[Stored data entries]
□ □ □

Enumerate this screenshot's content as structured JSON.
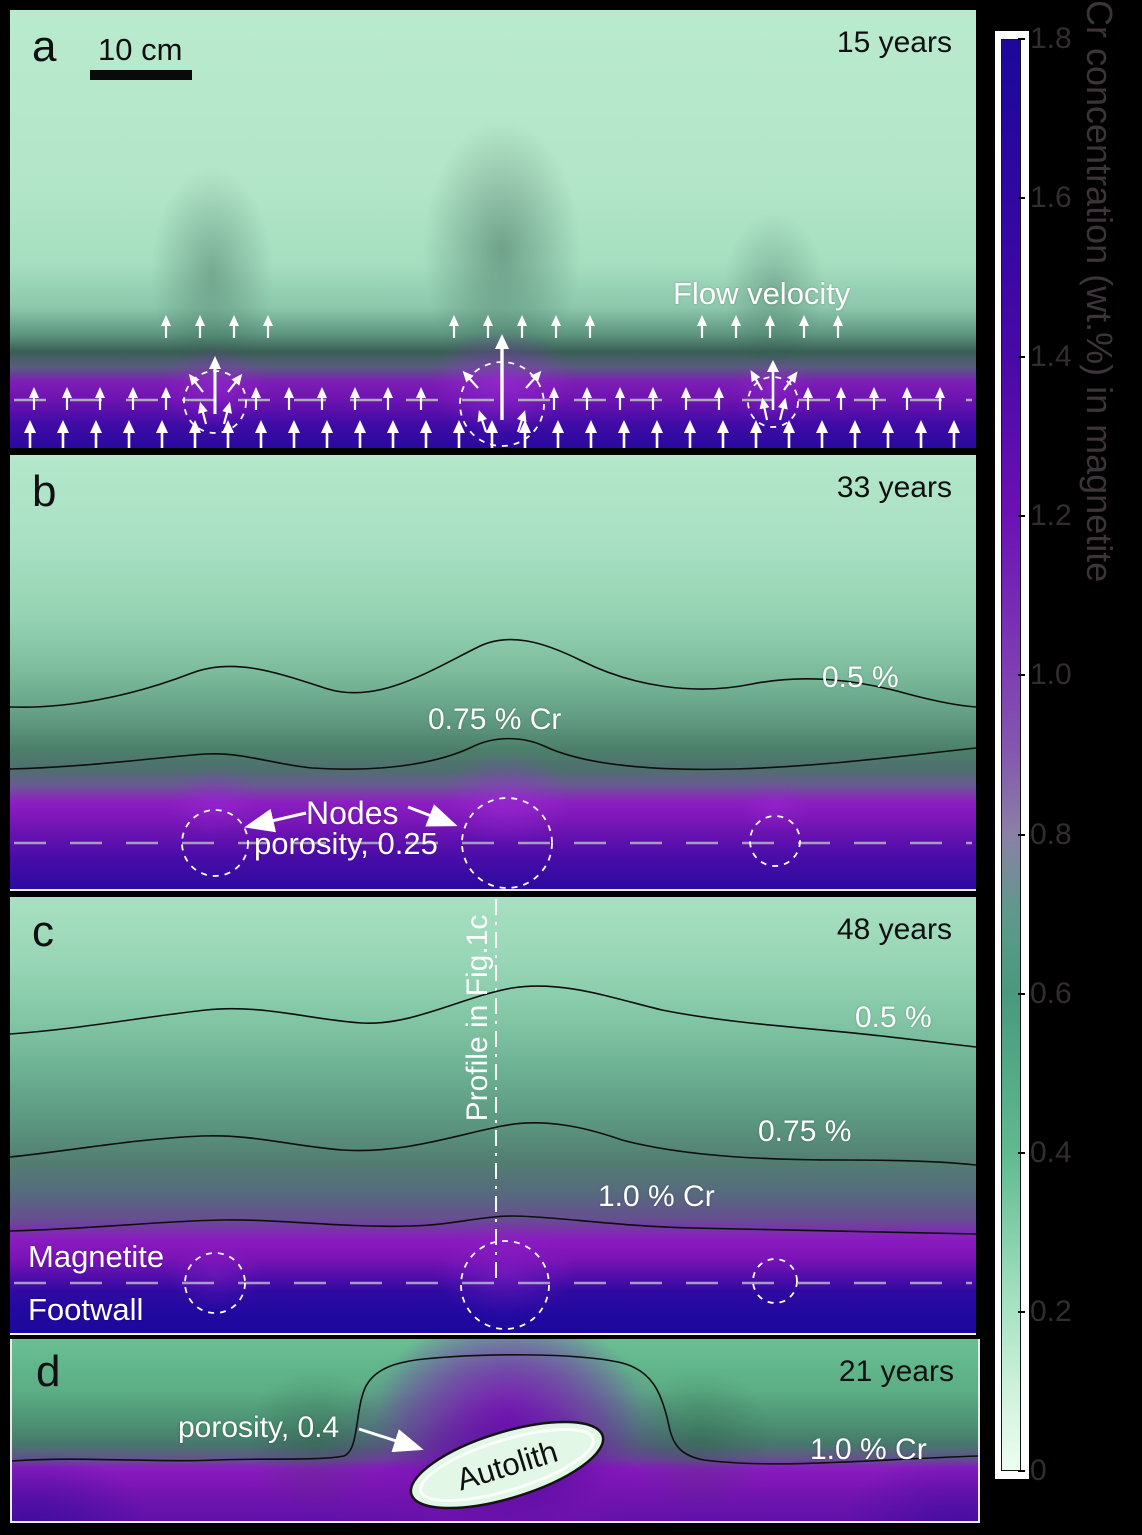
{
  "figure": {
    "panels": {
      "a": {
        "label": "a",
        "time": "15 years",
        "scalebar": "10 cm",
        "flow_label": "Flow velocity"
      },
      "b": {
        "label": "b",
        "time": "33 years",
        "contour_05": "0.5 %",
        "contour_075": "0.75 % Cr",
        "nodes_label": "Nodes",
        "porosity_label": "porosity, 0.25"
      },
      "c": {
        "label": "c",
        "time": "48 years",
        "contour_05": "0.5 %",
        "contour_075": "0.75 %",
        "contour_10": "1.0 % Cr",
        "profile_label": "Profile in Fig.1c",
        "magnetite": "Magnetite",
        "footwall": "Footwall"
      },
      "d": {
        "label": "d",
        "time": "21 years",
        "porosity_label": "porosity, 0.4",
        "autolith": "Autolith",
        "contour_10": "1.0 % Cr"
      }
    },
    "colorbar": {
      "title": "Cr concentration (wt.%) in magnetite",
      "ticks": [
        "1.8",
        "1.6",
        "1.4",
        "1.2",
        "1.0",
        "0.8",
        "0.6",
        "0.4",
        "0.2",
        "0"
      ]
    }
  },
  "chart_data": {
    "type": "heatmap",
    "title": "Cr concentration (wt.%) in magnetite",
    "colorbar": {
      "unit": "wt.% Cr",
      "min": 0,
      "max": 1.8,
      "tick_values": [
        1.8,
        1.6,
        1.4,
        1.2,
        1.0,
        0.8,
        0.6,
        0.4,
        0.2,
        0
      ],
      "colormap_stops": [
        {
          "value": 1.8,
          "color": "#1c089b"
        },
        {
          "value": 1.6,
          "color": "#2f08a1"
        },
        {
          "value": 1.4,
          "color": "#4809a9"
        },
        {
          "value": 1.2,
          "color": "#6c10b5"
        },
        {
          "value": 1.0,
          "color": "#7f3db3"
        },
        {
          "value": 0.8,
          "color": "#8b80a6"
        },
        {
          "value": 0.6,
          "color": "#49997e"
        },
        {
          "value": 0.4,
          "color": "#5fba90"
        },
        {
          "value": 0.2,
          "color": "#a9e3c5"
        },
        {
          "value": 0.0,
          "color": "#edfdf2"
        }
      ]
    },
    "panels": [
      {
        "id": "a",
        "time_years": 15,
        "scale_bar_cm": 10,
        "annotations": [
          "Flow velocity"
        ],
        "features": "Upward flow-velocity arrows; three porosity nodes (dashed circles) centered on the dashed magnetite-footwall contact; Cr-depleted green plumes rising above nodes"
      },
      {
        "id": "b",
        "time_years": 33,
        "node_porosity": 0.25,
        "contour_levels_wt_pct": [
          0.5,
          0.75
        ],
        "features": "Black Cr iso-concentration contours bulge upward above the three nodes"
      },
      {
        "id": "c",
        "time_years": 48,
        "contour_levels_wt_pct": [
          0.5,
          0.75,
          1.0
        ],
        "annotations": [
          "Profile in Fig.1c",
          "Magnetite",
          "Footwall"
        ],
        "features": "Vertical dash-dot profile line through the central node; dashed magnetite/footwall contact"
      },
      {
        "id": "d",
        "time_years": 21,
        "autolith_porosity": 0.4,
        "contour_levels_wt_pct": [
          1.0
        ],
        "features": "High-Cr purple plume enveloping a pale-green Autolith ellipse; 1.0 % Cr contour"
      }
    ]
  }
}
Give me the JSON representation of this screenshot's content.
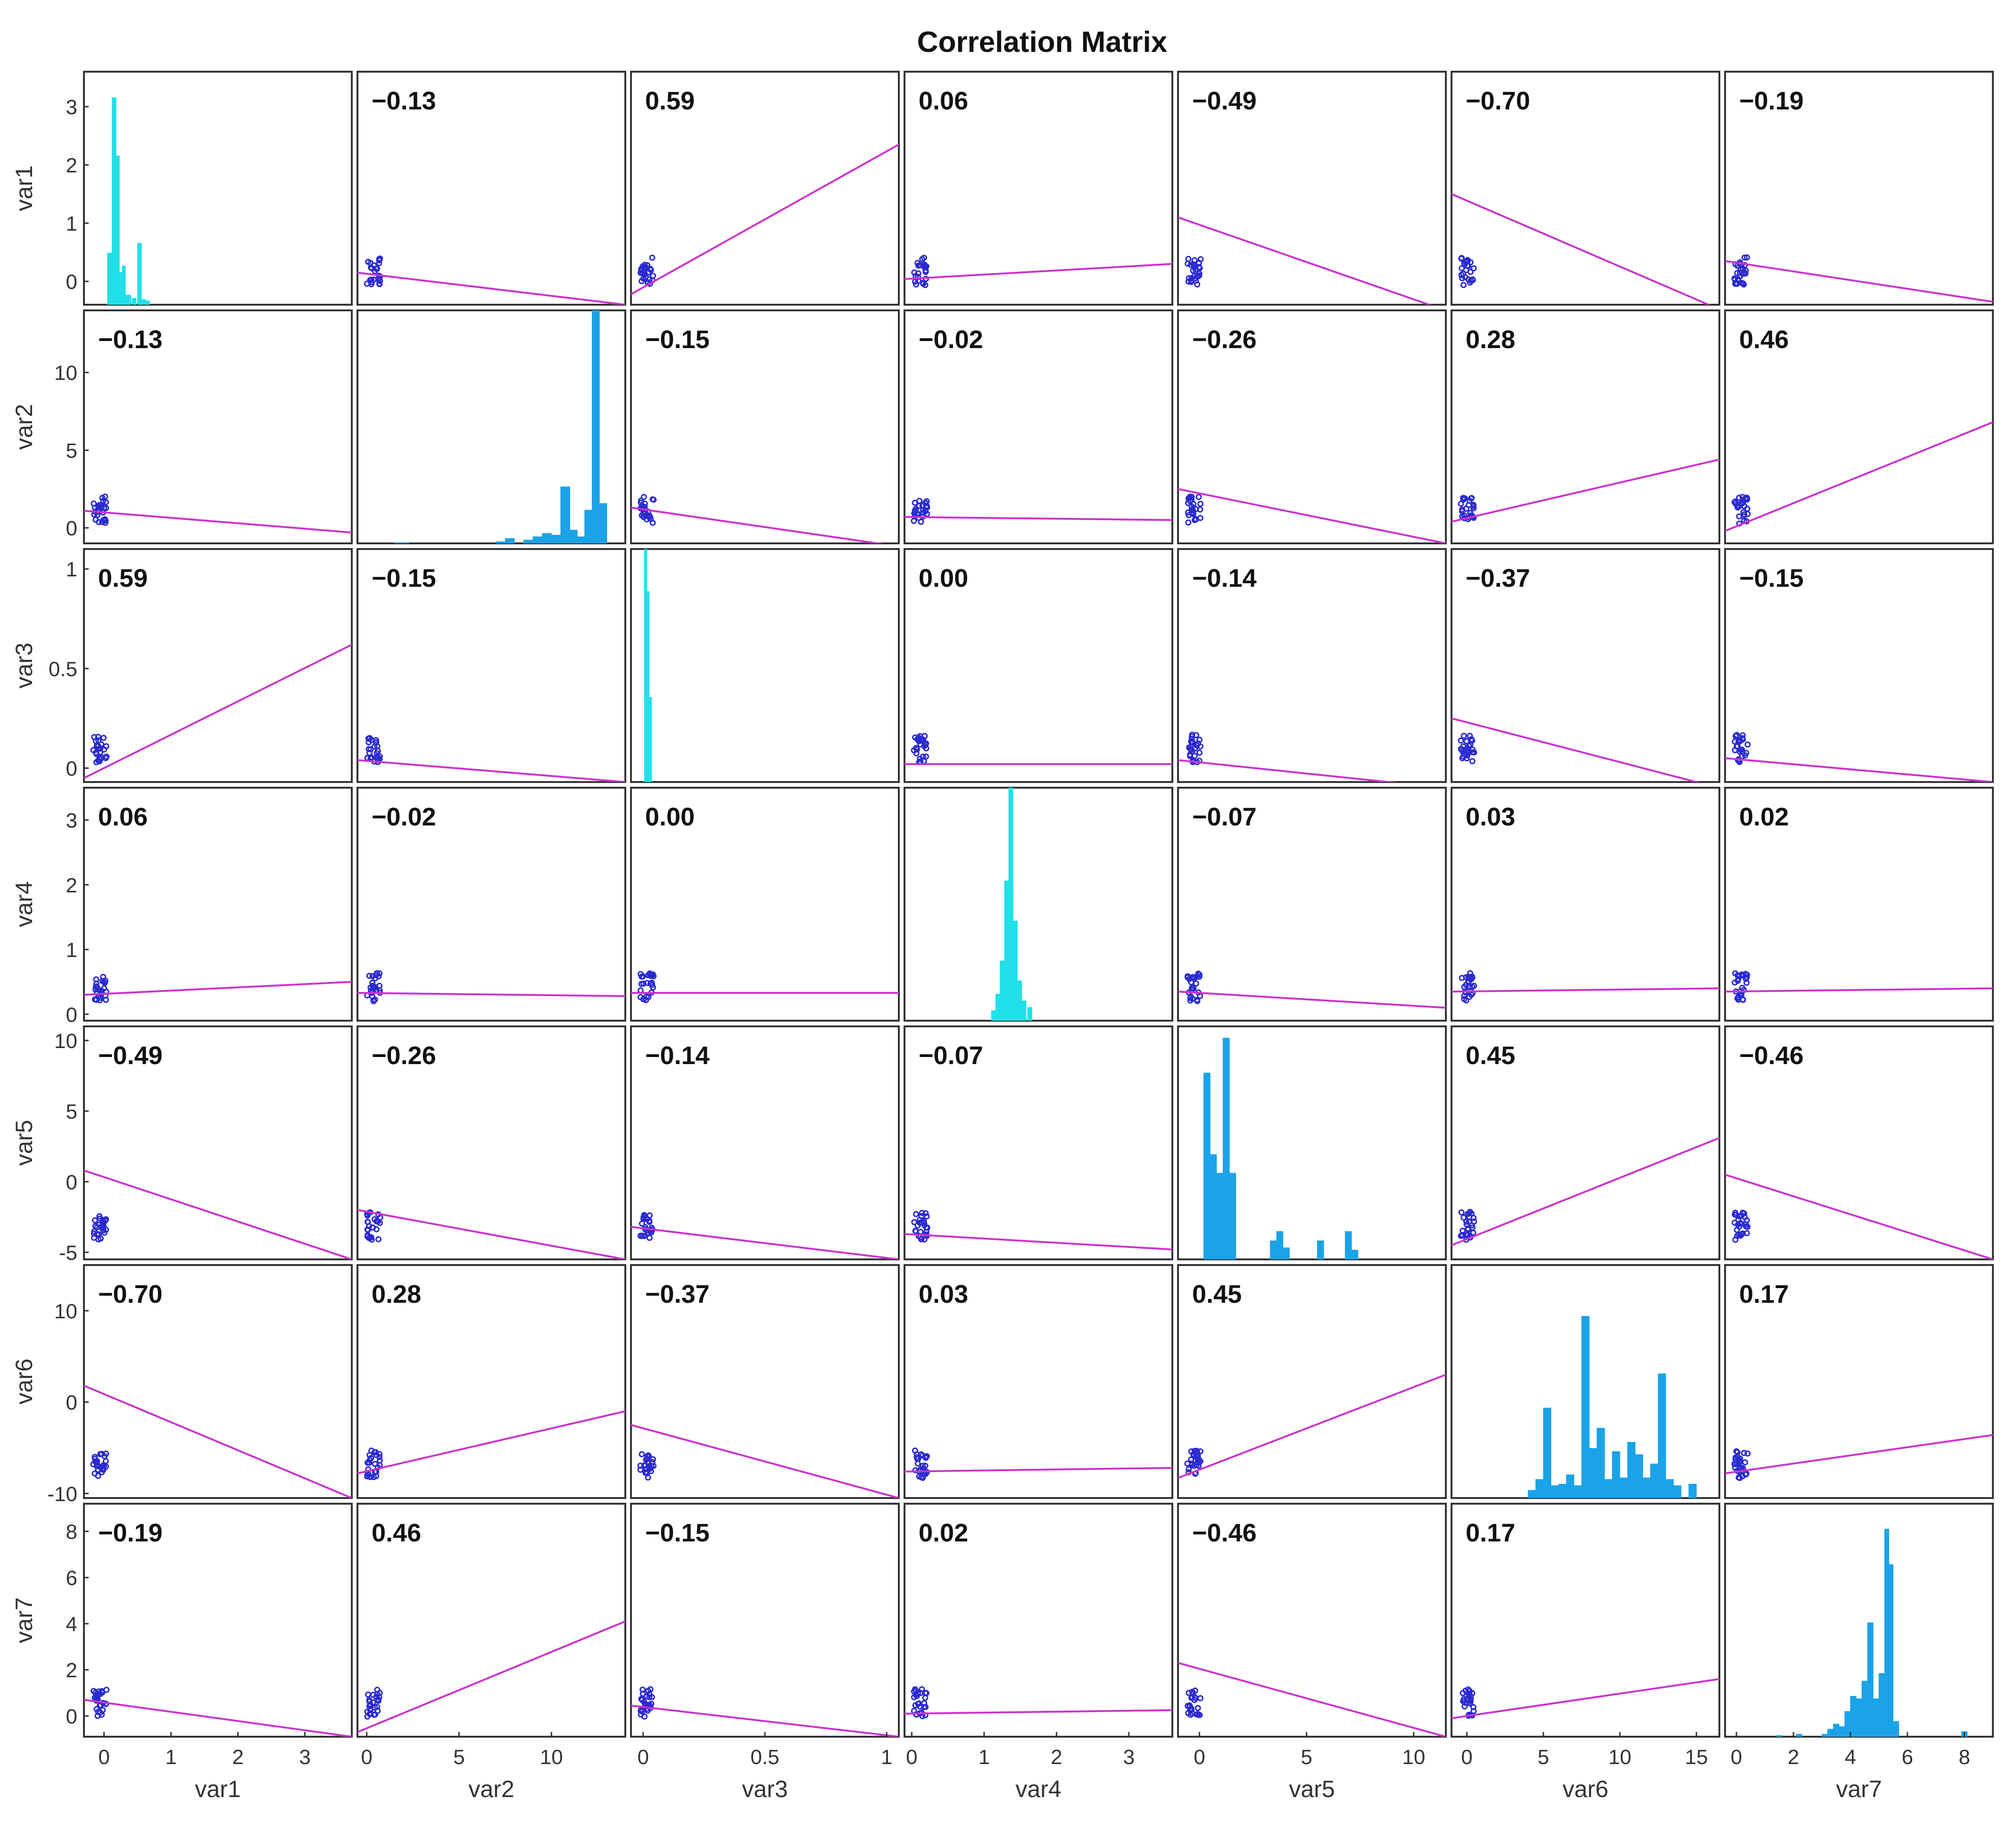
{
  "chart_data": {
    "type": "scatter",
    "title": "Correlation Matrix",
    "variables": [
      "var1",
      "var2",
      "var3",
      "var4",
      "var5",
      "var6",
      "var7"
    ],
    "x_ticks": [
      [
        0,
        1,
        2,
        3
      ],
      [
        0,
        5,
        10
      ],
      [
        0,
        0.5,
        1
      ],
      [
        0,
        1,
        2,
        3
      ],
      [
        0,
        5,
        10
      ],
      [
        0,
        5,
        10,
        15
      ],
      [
        0,
        2,
        4,
        6,
        8
      ]
    ],
    "y_ticks": [
      [
        0,
        1,
        2,
        3
      ],
      [
        0,
        5,
        10
      ],
      [
        0,
        0.5,
        1
      ],
      [
        0,
        1,
        2,
        3
      ],
      [
        -5,
        0,
        5,
        10
      ],
      [
        -10,
        0,
        10
      ],
      [
        0,
        2,
        4,
        6,
        8
      ]
    ],
    "x_ranges": [
      [
        -0.3,
        3.7
      ],
      [
        -0.5,
        14
      ],
      [
        -0.05,
        1.05
      ],
      [
        -0.1,
        3.6
      ],
      [
        -1,
        11.5
      ],
      [
        -1,
        16.5
      ],
      [
        -0.4,
        9
      ]
    ],
    "y_ranges": [
      [
        -0.4,
        3.6
      ],
      [
        -1,
        14
      ],
      [
        -0.07,
        1.1
      ],
      [
        -0.1,
        3.5
      ],
      [
        -5.5,
        11
      ],
      [
        -10.5,
        15
      ],
      [
        -0.9,
        9.2
      ]
    ],
    "correlations": [
      [
        "",
        "−0.13",
        "0.59",
        "0.06",
        "−0.49",
        "−0.70",
        "−0.19"
      ],
      [
        "−0.13",
        "",
        "−0.15",
        "−0.02",
        "−0.26",
        "0.28",
        "0.46"
      ],
      [
        "0.59",
        "−0.15",
        "",
        "0.00",
        "−0.14",
        "−0.37",
        "−0.15"
      ],
      [
        "0.06",
        "−0.02",
        "0.00",
        "",
        "−0.07",
        "0.03",
        "0.02"
      ],
      [
        "−0.49",
        "−0.26",
        "−0.14",
        "−0.07",
        "",
        "0.45",
        "−0.46"
      ],
      [
        "−0.70",
        "0.28",
        "−0.37",
        "0.03",
        "0.45",
        "",
        "0.17"
      ],
      [
        "−0.19",
        "0.46",
        "−0.15",
        "0.02",
        "−0.46",
        "0.17",
        ""
      ]
    ],
    "fit_lines": [
      [
        null,
        [
          0.15,
          -0.4
        ],
        [
          -0.22,
          2.35
        ],
        [
          0.04,
          0.3
        ],
        [
          1.1,
          -0.5
        ],
        [
          1.5,
          -0.48
        ],
        [
          0.35,
          -0.35
        ]
      ],
      [
        [
          1.1,
          -0.3
        ],
        null,
        [
          1.3,
          -1.2
        ],
        [
          0.7,
          0.5
        ],
        [
          2.5,
          -1.0
        ],
        [
          0.4,
          4.4
        ],
        [
          -0.2,
          6.8
        ]
      ],
      [
        [
          -0.05,
          0.62
        ],
        [
          0.04,
          -0.07
        ],
        null,
        [
          0.02,
          0.02
        ],
        [
          0.04,
          -0.1
        ],
        [
          0.25,
          -0.1
        ],
        [
          0.05,
          -0.07
        ]
      ],
      [
        [
          0.3,
          0.5
        ],
        [
          0.33,
          0.28
        ],
        [
          0.33,
          0.33
        ],
        null,
        [
          0.35,
          0.1
        ],
        [
          0.35,
          0.4
        ],
        [
          0.35,
          0.4
        ]
      ],
      [
        [
          0.8,
          -5.5
        ],
        [
          -2.0,
          -5.5
        ],
        [
          -3.2,
          -5.5
        ],
        [
          -3.7,
          -4.8
        ],
        null,
        [
          -4.5,
          3.1
        ],
        [
          0.5,
          -5.5
        ]
      ],
      [
        [
          1.8,
          -10.5
        ],
        [
          -7.8,
          -1.0
        ],
        [
          -2.5,
          -10.5
        ],
        [
          -7.6,
          -7.2
        ],
        [
          -8.3,
          3.0
        ],
        null,
        [
          -7.8,
          -3.6
        ]
      ],
      [
        [
          0.7,
          -0.9
        ],
        [
          -0.7,
          4.1
        ],
        [
          0.45,
          -0.9
        ],
        [
          0.1,
          0.25
        ],
        [
          2.3,
          -0.9
        ],
        [
          -0.1,
          1.6
        ],
        null
      ]
    ],
    "histograms": [
      {
        "bins": [
          [
            0.05,
            0.12,
            0.8
          ],
          [
            0.12,
            0.18,
            3.2
          ],
          [
            0.18,
            0.23,
            2.3
          ],
          [
            0.23,
            0.27,
            0.5
          ],
          [
            0.27,
            0.32,
            0.6
          ],
          [
            0.32,
            0.4,
            0.15
          ],
          [
            0.42,
            0.48,
            0.1
          ],
          [
            0.5,
            0.56,
            0.95
          ],
          [
            0.56,
            0.62,
            0.08
          ],
          [
            0.62,
            0.68,
            0.06
          ]
        ],
        "ymax": 3.6
      },
      {
        "bins": [
          [
            1.5,
            2.3,
            0.03
          ],
          [
            7.0,
            7.5,
            0.1
          ],
          [
            7.5,
            8.0,
            0.3
          ],
          [
            8.5,
            9.0,
            0.2
          ],
          [
            9.0,
            9.5,
            0.4
          ],
          [
            9.5,
            10.0,
            0.6
          ],
          [
            10.0,
            10.5,
            0.5
          ],
          [
            10.5,
            11.0,
            3.4
          ],
          [
            11.0,
            11.4,
            0.8
          ],
          [
            11.4,
            11.8,
            0.4
          ],
          [
            11.8,
            12.2,
            2.0
          ],
          [
            12.2,
            12.6,
            14.0
          ],
          [
            12.6,
            13.0,
            2.4
          ]
        ],
        "ymax": 14
      },
      {
        "bins": [
          [
            0.005,
            0.015,
            1.1
          ],
          [
            0.015,
            0.025,
            0.9
          ],
          [
            0.025,
            0.035,
            0.4
          ]
        ],
        "ymax": 1.1
      },
      {
        "bins": [
          [
            1.1,
            1.16,
            0.15
          ],
          [
            1.16,
            1.22,
            0.4
          ],
          [
            1.22,
            1.28,
            0.9
          ],
          [
            1.28,
            1.34,
            2.1
          ],
          [
            1.34,
            1.4,
            3.5
          ],
          [
            1.4,
            1.46,
            1.5
          ],
          [
            1.46,
            1.52,
            0.6
          ],
          [
            1.52,
            1.58,
            0.3
          ],
          [
            1.6,
            1.66,
            0.2
          ]
        ],
        "ymax": 3.5
      },
      {
        "bins": [
          [
            0.2,
            0.5,
            8.0
          ],
          [
            0.5,
            0.8,
            4.5
          ],
          [
            0.8,
            1.1,
            3.7
          ],
          [
            1.1,
            1.4,
            9.5
          ],
          [
            1.4,
            1.7,
            3.7
          ],
          [
            3.3,
            3.6,
            0.8
          ],
          [
            3.6,
            3.9,
            1.2
          ],
          [
            3.9,
            4.2,
            0.5
          ],
          [
            5.5,
            5.8,
            0.8
          ],
          [
            6.8,
            7.1,
            1.2
          ],
          [
            7.1,
            7.4,
            0.4
          ]
        ],
        "ymax": 10
      },
      {
        "bins": [
          [
            4,
            4.5,
            0.5
          ],
          [
            4.5,
            5,
            1.2
          ],
          [
            5,
            5.5,
            5.8
          ],
          [
            5.5,
            6,
            0.8
          ],
          [
            6,
            6.5,
            0.9
          ],
          [
            6.5,
            7,
            1.5
          ],
          [
            7,
            7.5,
            0.8
          ],
          [
            7.5,
            8,
            11.7
          ],
          [
            8,
            8.5,
            3.2
          ],
          [
            8.5,
            9,
            4.5
          ],
          [
            9,
            9.5,
            1.2
          ],
          [
            9.5,
            10,
            3.0
          ],
          [
            10,
            10.5,
            1.3
          ],
          [
            10.5,
            11,
            3.6
          ],
          [
            11,
            11.5,
            2.8
          ],
          [
            11.5,
            12,
            1.3
          ],
          [
            12,
            12.5,
            2.2
          ],
          [
            12.5,
            13,
            8.0
          ],
          [
            13,
            13.5,
            1.2
          ],
          [
            13.5,
            14,
            0.8
          ],
          [
            14.5,
            15,
            0.9
          ]
        ],
        "ymax": 15
      },
      {
        "bins": [
          [
            1.4,
            1.6,
            0.05
          ],
          [
            2.1,
            2.3,
            0.1
          ],
          [
            3.0,
            3.2,
            0.1
          ],
          [
            3.2,
            3.4,
            0.3
          ],
          [
            3.4,
            3.6,
            0.5
          ],
          [
            3.6,
            3.8,
            0.4
          ],
          [
            3.8,
            4.0,
            1.0
          ],
          [
            4.0,
            4.2,
            1.6
          ],
          [
            4.2,
            4.4,
            1.5
          ],
          [
            4.4,
            4.6,
            2.2
          ],
          [
            4.6,
            4.8,
            4.5
          ],
          [
            4.8,
            5.0,
            1.5
          ],
          [
            5.0,
            5.2,
            2.5
          ],
          [
            5.2,
            5.35,
            8.2
          ],
          [
            5.35,
            5.5,
            6.8
          ],
          [
            5.5,
            5.7,
            0.6
          ],
          [
            7.9,
            8.1,
            0.2
          ]
        ],
        "ymax": 9.2
      }
    ],
    "hist_colors": [
      "#22e0e8",
      "#1aa3e8",
      "#22e0e8",
      "#22e0e8",
      "#1aa3e8",
      "#1aa3e8",
      "#1aa3e8"
    ],
    "marker_color": "#2a2ad0",
    "fit_color": "#cc33cc",
    "grid": false
  }
}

□ □ □

> _Problem requirements_: Report how many lines of the records above contain the word "green", and give only that number.

> _Exercise result_: 2